→ Aim of the exercise
Copy all of the records below line for line without changes, leaving out the pictures.

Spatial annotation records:
* * *
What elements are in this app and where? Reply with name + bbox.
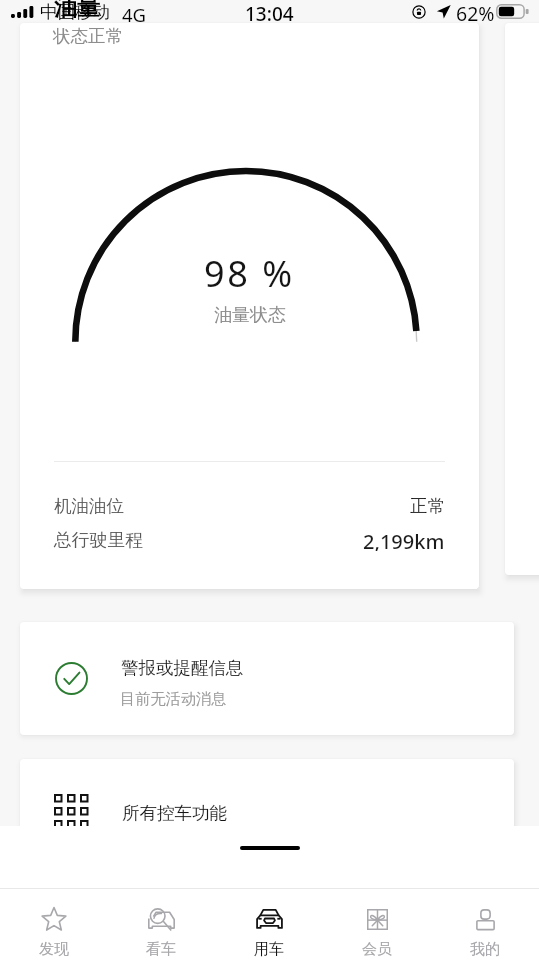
button[interactable]: 所有控车功能 [20,759,514,872]
staticText: 会员 [362,940,392,959]
staticText: 机油油位 [54,495,124,517]
staticText: 油量 [54,0,100,22]
staticText: 13:04 [245,1,294,27]
staticText: 4G [122,2,147,27]
button[interactable]: 我的 [431,889,539,960]
other: 发现 [42,907,66,931]
staticText: 2,199km [363,528,445,551]
staticText: 用车 [254,940,284,959]
staticText: 所有控车功能 [122,802,227,824]
staticText: 62% [456,0,495,27]
staticText: 正常 [410,495,445,517]
staticText: 目前无活动消息 [120,689,227,708]
staticText: 我的 [470,940,500,959]
staticText: 98 % [204,249,295,298]
staticText: 警报或提醒信息 [121,657,244,679]
other: 会员 [367,909,388,930]
staticText: 总行驶里程 [54,529,143,551]
button[interactable]: 98 % [20,23,479,589]
other: 我的 [475,909,496,930]
staticText: 发现 [39,940,69,959]
staticText: 状态正常 [53,25,123,47]
staticText: 油量状态 [214,304,286,327]
button[interactable]: 看车 [107,889,215,960]
button[interactable]: 用车 [215,889,323,960]
button[interactable]: 会员 [323,889,431,960]
button[interactable]: 发现 [0,889,107,960]
staticText: 看车 [146,940,176,959]
staticText: 中国移动 [40,1,110,23]
button[interactable]: 警报或提醒信息 [20,622,514,735]
other: 看车 [148,907,175,931]
other: 用车 [256,907,283,931]
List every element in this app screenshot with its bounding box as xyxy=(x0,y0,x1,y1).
* * *
→ Exercise response
What elements are in this app and where? Reply with name + bbox.
button[interactable]: 所有控车功能 [20,759,514,872]
staticText: 会员 [362,940,392,959]
staticText: 机油油位 [54,495,124,517]
staticText: 油量 [54,0,100,22]
staticText: 13:04 [245,1,294,27]
staticText: 4G [122,2,147,27]
button[interactable]: 我的 [431,889,539,960]
other: 发现 [42,907,66,931]
staticText: 2,199km [363,528,445,551]
staticText: 用车 [254,940,284,959]
staticText: 所有控车功能 [122,802,227,824]
staticText: 62% [456,0,495,27]
staticText: 正常 [410,495,445,517]
staticText: 目前无活动消息 [120,689,227,708]
staticText: 我的 [470,940,500,959]
staticText: 98 % [204,249,295,298]
staticText: 警报或提醒信息 [121,657,244,679]
other: 会员 [367,909,388,930]
staticText: 总行驶里程 [54,529,143,551]
button[interactable]: 98 % [20,23,479,589]
other: 我的 [475,909,496,930]
staticText: 发现 [39,940,69,959]
staticText: 状态正常 [53,25,123,47]
staticText: 油量状态 [214,304,286,327]
button[interactable]: 看车 [107,889,215,960]
button[interactable]: 用车 [215,889,323,960]
button[interactable]: 会员 [323,889,431,960]
button[interactable]: 发现 [0,889,107,960]
staticText: 看车 [146,940,176,959]
staticText: 中国移动 [40,1,110,23]
button[interactable]: 警报或提醒信息 [20,622,514,735]
other: 看车 [148,907,175,931]
other: 用车 [256,907,283,931]
List every element in this app screenshot with its bounding box as xyxy=(x0,y0,x1,y1).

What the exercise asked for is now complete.